▶ _WORK TO BE COMPLETED_:
Repeat each line of the listing exactly as written.

▶ _DATASET ENTRIES_:

===

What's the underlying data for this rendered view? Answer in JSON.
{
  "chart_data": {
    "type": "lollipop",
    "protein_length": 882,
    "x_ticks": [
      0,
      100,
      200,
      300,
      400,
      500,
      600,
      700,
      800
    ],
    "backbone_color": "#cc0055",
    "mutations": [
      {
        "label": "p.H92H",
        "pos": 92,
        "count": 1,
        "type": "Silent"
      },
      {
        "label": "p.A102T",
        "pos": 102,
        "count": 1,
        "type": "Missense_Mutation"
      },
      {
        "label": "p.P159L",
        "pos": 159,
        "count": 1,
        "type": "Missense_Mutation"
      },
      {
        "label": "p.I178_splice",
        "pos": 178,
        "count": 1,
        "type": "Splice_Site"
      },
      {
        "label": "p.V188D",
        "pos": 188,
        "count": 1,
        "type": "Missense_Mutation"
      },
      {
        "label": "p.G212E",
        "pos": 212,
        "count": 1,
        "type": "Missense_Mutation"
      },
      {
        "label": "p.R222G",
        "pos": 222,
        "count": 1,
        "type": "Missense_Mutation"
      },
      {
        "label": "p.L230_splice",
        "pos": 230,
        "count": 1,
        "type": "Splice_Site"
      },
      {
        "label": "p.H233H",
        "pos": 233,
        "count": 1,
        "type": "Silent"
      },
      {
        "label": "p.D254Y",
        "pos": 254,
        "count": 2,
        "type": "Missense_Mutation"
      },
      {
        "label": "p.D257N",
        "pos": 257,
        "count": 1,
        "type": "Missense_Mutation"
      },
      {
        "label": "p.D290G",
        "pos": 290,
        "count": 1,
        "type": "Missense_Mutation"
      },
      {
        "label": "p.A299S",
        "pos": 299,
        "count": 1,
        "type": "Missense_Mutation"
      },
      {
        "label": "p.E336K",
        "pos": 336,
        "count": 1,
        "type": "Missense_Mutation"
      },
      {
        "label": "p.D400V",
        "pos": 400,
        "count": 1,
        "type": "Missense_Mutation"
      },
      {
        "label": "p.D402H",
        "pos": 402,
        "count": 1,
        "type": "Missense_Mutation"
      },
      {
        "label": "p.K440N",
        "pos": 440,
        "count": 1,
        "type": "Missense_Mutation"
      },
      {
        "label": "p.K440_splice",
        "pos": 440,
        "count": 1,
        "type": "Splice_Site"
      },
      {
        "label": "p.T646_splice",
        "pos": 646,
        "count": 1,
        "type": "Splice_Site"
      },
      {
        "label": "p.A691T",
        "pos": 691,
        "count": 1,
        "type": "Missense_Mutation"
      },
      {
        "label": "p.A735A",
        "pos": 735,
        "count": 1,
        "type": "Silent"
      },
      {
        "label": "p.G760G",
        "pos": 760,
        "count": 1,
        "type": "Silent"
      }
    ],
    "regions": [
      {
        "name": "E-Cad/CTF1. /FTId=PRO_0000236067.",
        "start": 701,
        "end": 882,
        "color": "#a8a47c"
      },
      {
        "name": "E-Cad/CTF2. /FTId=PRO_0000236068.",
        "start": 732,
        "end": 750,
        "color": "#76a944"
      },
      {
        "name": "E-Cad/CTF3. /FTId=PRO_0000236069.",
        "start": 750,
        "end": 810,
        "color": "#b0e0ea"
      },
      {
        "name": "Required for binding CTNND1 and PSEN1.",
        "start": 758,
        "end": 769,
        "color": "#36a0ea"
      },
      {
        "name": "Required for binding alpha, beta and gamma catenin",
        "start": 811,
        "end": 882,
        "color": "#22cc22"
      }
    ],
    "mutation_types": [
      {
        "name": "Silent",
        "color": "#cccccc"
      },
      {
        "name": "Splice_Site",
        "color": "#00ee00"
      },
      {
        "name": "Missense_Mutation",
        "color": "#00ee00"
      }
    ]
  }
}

===

▶ _RESULT FOR THIS EXERCISE_:
What's the underlying data for this rendered view? Answer in JSON.
{
  "chart_data": {
    "type": "lollipop",
    "protein_length": 882,
    "x_ticks": [
      0,
      100,
      200,
      300,
      400,
      500,
      600,
      700,
      800
    ],
    "backbone_color": "#cc0055",
    "mutations": [
      {
        "label": "p.H92H",
        "pos": 92,
        "count": 1,
        "type": "Silent"
      },
      {
        "label": "p.A102T",
        "pos": 102,
        "count": 1,
        "type": "Missense_Mutation"
      },
      {
        "label": "p.P159L",
        "pos": 159,
        "count": 1,
        "type": "Missense_Mutation"
      },
      {
        "label": "p.I178_splice",
        "pos": 178,
        "count": 1,
        "type": "Splice_Site"
      },
      {
        "label": "p.V188D",
        "pos": 188,
        "count": 1,
        "type": "Missense_Mutation"
      },
      {
        "label": "p.G212E",
        "pos": 212,
        "count": 1,
        "type": "Missense_Mutation"
      },
      {
        "label": "p.R222G",
        "pos": 222,
        "count": 1,
        "type": "Missense_Mutation"
      },
      {
        "label": "p.L230_splice",
        "pos": 230,
        "count": 1,
        "type": "Splice_Site"
      },
      {
        "label": "p.H233H",
        "pos": 233,
        "count": 1,
        "type": "Silent"
      },
      {
        "label": "p.D254Y",
        "pos": 254,
        "count": 2,
        "type": "Missense_Mutation"
      },
      {
        "label": "p.D257N",
        "pos": 257,
        "count": 1,
        "type": "Missense_Mutation"
      },
      {
        "label": "p.D290G",
        "pos": 290,
        "count": 1,
        "type": "Missense_Mutation"
      },
      {
        "label": "p.A299S",
        "pos": 299,
        "count": 1,
        "type": "Missense_Mutation"
      },
      {
        "label": "p.E336K",
        "pos": 336,
        "count": 1,
        "type": "Missense_Mutation"
      },
      {
        "label": "p.D400V",
        "pos": 400,
        "count": 1,
        "type": "Missense_Mutation"
      },
      {
        "label": "p.D402H",
        "pos": 402,
        "count": 1,
        "type": "Missense_Mutation"
      },
      {
        "label": "p.K440N",
        "pos": 440,
        "count": 1,
        "type": "Missense_Mutation"
      },
      {
        "label": "p.K440_splice",
        "pos": 440,
        "count": 1,
        "type": "Splice_Site"
      },
      {
        "label": "p.T646_splice",
        "pos": 646,
        "count": 1,
        "type": "Splice_Site"
      },
      {
        "label": "p.A691T",
        "pos": 691,
        "count": 1,
        "type": "Missense_Mutation"
      },
      {
        "label": "p.A735A",
        "pos": 735,
        "count": 1,
        "type": "Silent"
      },
      {
        "label": "p.G760G",
        "pos": 760,
        "count": 1,
        "type": "Silent"
      }
    ],
    "regions": [
      {
        "name": "E-Cad/CTF1. /FTId=PRO_0000236067.",
        "start": 701,
        "end": 882,
        "color": "#a8a47c"
      },
      {
        "name": "E-Cad/CTF2. /FTId=PRO_0000236068.",
        "start": 732,
        "end": 750,
        "color": "#76a944"
      },
      {
        "name": "E-Cad/CTF3. /FTId=PRO_0000236069.",
        "start": 750,
        "end": 810,
        "color": "#b0e0ea"
      },
      {
        "name": "Required for binding CTNND1 and PSEN1.",
        "start": 758,
        "end": 769,
        "color": "#36a0ea"
      },
      {
        "name": "Required for binding alpha, beta and gamma catenin",
        "start": 811,
        "end": 882,
        "color": "#22cc22"
      }
    ],
    "mutation_types": [
      {
        "name": "Silent",
        "color": "#cccccc"
      },
      {
        "name": "Splice_Site",
        "color": "#00ee00"
      },
      {
        "name": "Missense_Mutation",
        "color": "#00ee00"
      }
    ]
  }
}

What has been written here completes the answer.